Start of DATA TO PROCESS

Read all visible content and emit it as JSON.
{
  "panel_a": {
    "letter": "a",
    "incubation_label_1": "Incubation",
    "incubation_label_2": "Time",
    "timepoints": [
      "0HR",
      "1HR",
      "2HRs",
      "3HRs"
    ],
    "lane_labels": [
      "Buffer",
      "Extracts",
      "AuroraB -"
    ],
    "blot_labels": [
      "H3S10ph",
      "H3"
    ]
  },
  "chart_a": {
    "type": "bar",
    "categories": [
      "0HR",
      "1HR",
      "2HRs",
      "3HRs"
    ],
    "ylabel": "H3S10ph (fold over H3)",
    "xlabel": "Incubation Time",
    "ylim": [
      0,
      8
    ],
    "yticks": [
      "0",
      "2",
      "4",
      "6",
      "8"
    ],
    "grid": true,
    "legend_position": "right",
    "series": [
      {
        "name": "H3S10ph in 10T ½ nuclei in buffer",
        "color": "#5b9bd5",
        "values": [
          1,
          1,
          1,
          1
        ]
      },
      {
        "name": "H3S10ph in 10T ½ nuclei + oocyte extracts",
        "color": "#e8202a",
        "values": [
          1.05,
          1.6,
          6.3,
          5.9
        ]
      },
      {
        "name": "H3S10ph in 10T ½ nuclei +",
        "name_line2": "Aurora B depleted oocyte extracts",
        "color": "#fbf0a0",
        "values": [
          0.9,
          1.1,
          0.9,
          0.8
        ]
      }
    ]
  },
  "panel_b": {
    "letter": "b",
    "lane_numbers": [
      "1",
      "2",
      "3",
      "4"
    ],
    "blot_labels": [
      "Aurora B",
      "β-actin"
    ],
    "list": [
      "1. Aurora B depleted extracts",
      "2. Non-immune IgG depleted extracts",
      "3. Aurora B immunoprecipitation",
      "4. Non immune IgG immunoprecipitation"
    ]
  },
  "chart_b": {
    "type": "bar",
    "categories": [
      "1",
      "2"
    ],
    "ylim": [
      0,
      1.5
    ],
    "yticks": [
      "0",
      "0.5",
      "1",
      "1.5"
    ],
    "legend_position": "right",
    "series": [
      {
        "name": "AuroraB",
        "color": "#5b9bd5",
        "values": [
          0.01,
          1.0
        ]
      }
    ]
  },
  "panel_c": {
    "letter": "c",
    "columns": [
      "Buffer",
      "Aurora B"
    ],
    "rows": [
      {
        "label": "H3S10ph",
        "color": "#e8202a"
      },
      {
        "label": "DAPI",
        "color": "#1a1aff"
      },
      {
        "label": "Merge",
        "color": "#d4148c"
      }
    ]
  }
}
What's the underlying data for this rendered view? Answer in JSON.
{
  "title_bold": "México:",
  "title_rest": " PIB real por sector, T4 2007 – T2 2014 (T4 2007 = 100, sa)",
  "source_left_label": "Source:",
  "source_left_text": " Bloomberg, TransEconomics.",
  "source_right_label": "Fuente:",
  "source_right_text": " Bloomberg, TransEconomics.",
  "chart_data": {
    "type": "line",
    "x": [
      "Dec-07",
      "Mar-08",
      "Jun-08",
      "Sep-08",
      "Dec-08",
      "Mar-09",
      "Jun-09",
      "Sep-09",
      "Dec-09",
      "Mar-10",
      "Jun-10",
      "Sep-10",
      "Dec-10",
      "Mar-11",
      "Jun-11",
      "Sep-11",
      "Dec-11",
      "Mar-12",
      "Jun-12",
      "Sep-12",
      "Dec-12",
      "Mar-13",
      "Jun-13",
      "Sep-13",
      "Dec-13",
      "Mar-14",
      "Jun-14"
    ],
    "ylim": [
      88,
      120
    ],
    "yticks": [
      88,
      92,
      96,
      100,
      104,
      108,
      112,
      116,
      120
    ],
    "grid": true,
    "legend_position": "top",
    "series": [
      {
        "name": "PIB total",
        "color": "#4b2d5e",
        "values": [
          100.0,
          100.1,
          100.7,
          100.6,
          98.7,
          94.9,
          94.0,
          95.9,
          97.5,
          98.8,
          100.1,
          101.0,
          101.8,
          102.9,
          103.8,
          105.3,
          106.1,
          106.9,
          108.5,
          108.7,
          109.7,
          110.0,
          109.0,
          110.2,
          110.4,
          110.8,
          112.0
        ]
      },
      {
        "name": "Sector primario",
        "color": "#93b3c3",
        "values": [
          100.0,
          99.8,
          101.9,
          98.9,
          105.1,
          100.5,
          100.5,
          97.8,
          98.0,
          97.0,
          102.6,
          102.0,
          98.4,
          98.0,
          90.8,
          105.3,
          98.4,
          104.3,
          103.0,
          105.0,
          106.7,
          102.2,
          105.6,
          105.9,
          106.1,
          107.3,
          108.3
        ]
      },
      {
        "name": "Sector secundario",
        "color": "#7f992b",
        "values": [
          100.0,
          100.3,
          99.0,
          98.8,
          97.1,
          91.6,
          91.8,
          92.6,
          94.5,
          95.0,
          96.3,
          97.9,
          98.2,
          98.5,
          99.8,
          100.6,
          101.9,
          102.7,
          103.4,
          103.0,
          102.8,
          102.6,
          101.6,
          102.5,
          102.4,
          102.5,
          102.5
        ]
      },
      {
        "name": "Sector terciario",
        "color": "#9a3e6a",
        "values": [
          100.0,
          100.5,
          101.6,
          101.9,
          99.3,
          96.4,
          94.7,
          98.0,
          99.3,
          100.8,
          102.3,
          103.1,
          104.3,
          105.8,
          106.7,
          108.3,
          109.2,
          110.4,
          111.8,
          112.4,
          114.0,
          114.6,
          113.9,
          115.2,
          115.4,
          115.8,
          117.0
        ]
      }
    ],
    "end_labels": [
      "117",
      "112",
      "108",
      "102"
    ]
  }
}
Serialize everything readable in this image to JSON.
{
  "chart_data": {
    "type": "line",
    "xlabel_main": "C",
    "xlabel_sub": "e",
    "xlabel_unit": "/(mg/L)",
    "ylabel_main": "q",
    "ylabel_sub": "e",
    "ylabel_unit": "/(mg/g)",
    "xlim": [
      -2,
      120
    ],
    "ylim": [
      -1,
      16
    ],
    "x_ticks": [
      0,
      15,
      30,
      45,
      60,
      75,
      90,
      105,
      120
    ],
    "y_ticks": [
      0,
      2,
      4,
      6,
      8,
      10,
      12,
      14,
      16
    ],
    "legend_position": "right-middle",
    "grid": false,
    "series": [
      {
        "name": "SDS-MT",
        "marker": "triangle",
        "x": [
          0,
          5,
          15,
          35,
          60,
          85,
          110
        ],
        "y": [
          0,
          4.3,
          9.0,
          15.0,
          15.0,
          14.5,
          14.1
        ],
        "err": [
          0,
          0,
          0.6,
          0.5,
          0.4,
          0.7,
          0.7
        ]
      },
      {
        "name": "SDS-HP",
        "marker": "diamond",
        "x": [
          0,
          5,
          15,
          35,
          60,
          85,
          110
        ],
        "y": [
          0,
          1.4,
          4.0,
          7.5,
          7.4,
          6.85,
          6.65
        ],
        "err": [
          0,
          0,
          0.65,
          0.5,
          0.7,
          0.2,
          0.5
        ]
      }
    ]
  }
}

End of DATA TO PROCESS

* WHAT IS NEEDED *
Quote all of the entries exactly as they appear.

* RESPONSE TO THE EXERCISE *
Read all visible content and emit it as JSON.
{
  "panel_a": {
    "letter": "a",
    "incubation_label_1": "Incubation",
    "incubation_label_2": "Time",
    "timepoints": [
      "0HR",
      "1HR",
      "2HRs",
      "3HRs"
    ],
    "lane_labels": [
      "Buffer",
      "Extracts",
      "AuroraB -"
    ],
    "blot_labels": [
      "H3S10ph",
      "H3"
    ]
  },
  "chart_a": {
    "type": "bar",
    "categories": [
      "0HR",
      "1HR",
      "2HRs",
      "3HRs"
    ],
    "ylabel": "H3S10ph (fold over H3)",
    "xlabel": "Incubation Time",
    "ylim": [
      0,
      8
    ],
    "yticks": [
      "0",
      "2",
      "4",
      "6",
      "8"
    ],
    "grid": true,
    "legend_position": "right",
    "series": [
      {
        "name": "H3S10ph in 10T ½ nuclei in buffer",
        "color": "#5b9bd5",
        "values": [
          1,
          1,
          1,
          1
        ]
      },
      {
        "name": "H3S10ph in 10T ½ nuclei + oocyte extracts",
        "color": "#e8202a",
        "values": [
          1.05,
          1.6,
          6.3,
          5.9
        ]
      },
      {
        "name": "H3S10ph in 10T ½ nuclei +",
        "name_line2": "Aurora B depleted oocyte extracts",
        "color": "#fbf0a0",
        "values": [
          0.9,
          1.1,
          0.9,
          0.8
        ]
      }
    ]
  },
  "panel_b": {
    "letter": "b",
    "lane_numbers": [
      "1",
      "2",
      "3",
      "4"
    ],
    "blot_labels": [
      "Aurora B",
      "β-actin"
    ],
    "list": [
      "1. Aurora B depleted extracts",
      "2. Non-immune IgG depleted extracts",
      "3. Aurora B immunoprecipitation",
      "4. Non immune IgG immunoprecipitation"
    ]
  },
  "chart_b": {
    "type": "bar",
    "categories": [
      "1",
      "2"
    ],
    "ylim": [
      0,
      1.5
    ],
    "yticks": [
      "0",
      "0.5",
      "1",
      "1.5"
    ],
    "legend_position": "right",
    "series": [
      {
        "name": "AuroraB",
        "color": "#5b9bd5",
        "values": [
          0.01,
          1.0
        ]
      }
    ]
  },
  "panel_c": {
    "letter": "c",
    "columns": [
      "Buffer",
      "Aurora B"
    ],
    "rows": [
      {
        "label": "H3S10ph",
        "color": "#e8202a"
      },
      {
        "label": "DAPI",
        "color": "#1a1aff"
      },
      {
        "label": "Merge",
        "color": "#d4148c"
      }
    ]
  }
}
What's the underlying data for this rendered view? Answer in JSON.
{
  "title_bold": "México:",
  "title_rest": " PIB real por sector, T4 2007 – T2 2014 (T4 2007 = 100, sa)",
  "source_left_label": "Source:",
  "source_left_text": " Bloomberg, TransEconomics.",
  "source_right_label": "Fuente:",
  "source_right_text": " Bloomberg, TransEconomics.",
  "chart_data": {
    "type": "line",
    "x": [
      "Dec-07",
      "Mar-08",
      "Jun-08",
      "Sep-08",
      "Dec-08",
      "Mar-09",
      "Jun-09",
      "Sep-09",
      "Dec-09",
      "Mar-10",
      "Jun-10",
      "Sep-10",
      "Dec-10",
      "Mar-11",
      "Jun-11",
      "Sep-11",
      "Dec-11",
      "Mar-12",
      "Jun-12",
      "Sep-12",
      "Dec-12",
      "Mar-13",
      "Jun-13",
      "Sep-13",
      "Dec-13",
      "Mar-14",
      "Jun-14"
    ],
    "ylim": [
      88,
      120
    ],
    "yticks": [
      88,
      92,
      96,
      100,
      104,
      108,
      112,
      116,
      120
    ],
    "grid": true,
    "legend_position": "top",
    "series": [
      {
        "name": "PIB total",
        "color": "#4b2d5e",
        "values": [
          100.0,
          100.1,
          100.7,
          100.6,
          98.7,
          94.9,
          94.0,
          95.9,
          97.5,
          98.8,
          100.1,
          101.0,
          101.8,
          102.9,
          103.8,
          105.3,
          106.1,
          106.9,
          108.5,
          108.7,
          109.7,
          110.0,
          109.0,
          110.2,
          110.4,
          110.8,
          112.0
        ]
      },
      {
        "name": "Sector primario",
        "color": "#93b3c3",
        "values": [
          100.0,
          99.8,
          101.9,
          98.9,
          105.1,
          100.5,
          100.5,
          97.8,
          98.0,
          97.0,
          102.6,
          102.0,
          98.4,
          98.0,
          90.8,
          105.3,
          98.4,
          104.3,
          103.0,
          105.0,
          106.7,
          102.2,
          105.6,
          105.9,
          106.1,
          107.3,
          108.3
        ]
      },
      {
        "name": "Sector secundario",
        "color": "#7f992b",
        "values": [
          100.0,
          100.3,
          99.0,
          98.8,
          97.1,
          91.6,
          91.8,
          92.6,
          94.5,
          95.0,
          96.3,
          97.9,
          98.2,
          98.5,
          99.8,
          100.6,
          101.9,
          102.7,
          103.4,
          103.0,
          102.8,
          102.6,
          101.6,
          102.5,
          102.4,
          102.5,
          102.5
        ]
      },
      {
        "name": "Sector terciario",
        "color": "#9a3e6a",
        "values": [
          100.0,
          100.5,
          101.6,
          101.9,
          99.3,
          96.4,
          94.7,
          98.0,
          99.3,
          100.8,
          102.3,
          103.1,
          104.3,
          105.8,
          106.7,
          108.3,
          109.2,
          110.4,
          111.8,
          112.4,
          114.0,
          114.6,
          113.9,
          115.2,
          115.4,
          115.8,
          117.0
        ]
      }
    ],
    "end_labels": [
      "117",
      "112",
      "108",
      "102"
    ]
  }
}
Serialize everything readable in this image to JSON.
{
  "chart_data": {
    "type": "line",
    "xlabel_main": "C",
    "xlabel_sub": "e",
    "xlabel_unit": "/(mg/L)",
    "ylabel_main": "q",
    "ylabel_sub": "e",
    "ylabel_unit": "/(mg/g)",
    "xlim": [
      -2,
      120
    ],
    "ylim": [
      -1,
      16
    ],
    "x_ticks": [
      0,
      15,
      30,
      45,
      60,
      75,
      90,
      105,
      120
    ],
    "y_ticks": [
      0,
      2,
      4,
      6,
      8,
      10,
      12,
      14,
      16
    ],
    "legend_position": "right-middle",
    "grid": false,
    "series": [
      {
        "name": "SDS-MT",
        "marker": "triangle",
        "x": [
          0,
          5,
          15,
          35,
          60,
          85,
          110
        ],
        "y": [
          0,
          4.3,
          9.0,
          15.0,
          15.0,
          14.5,
          14.1
        ],
        "err": [
          0,
          0,
          0.6,
          0.5,
          0.4,
          0.7,
          0.7
        ]
      },
      {
        "name": "SDS-HP",
        "marker": "diamond",
        "x": [
          0,
          5,
          15,
          35,
          60,
          85,
          110
        ],
        "y": [
          0,
          1.4,
          4.0,
          7.5,
          7.4,
          6.85,
          6.65
        ],
        "err": [
          0,
          0,
          0.65,
          0.5,
          0.7,
          0.2,
          0.5
        ]
      }
    ]
  }
}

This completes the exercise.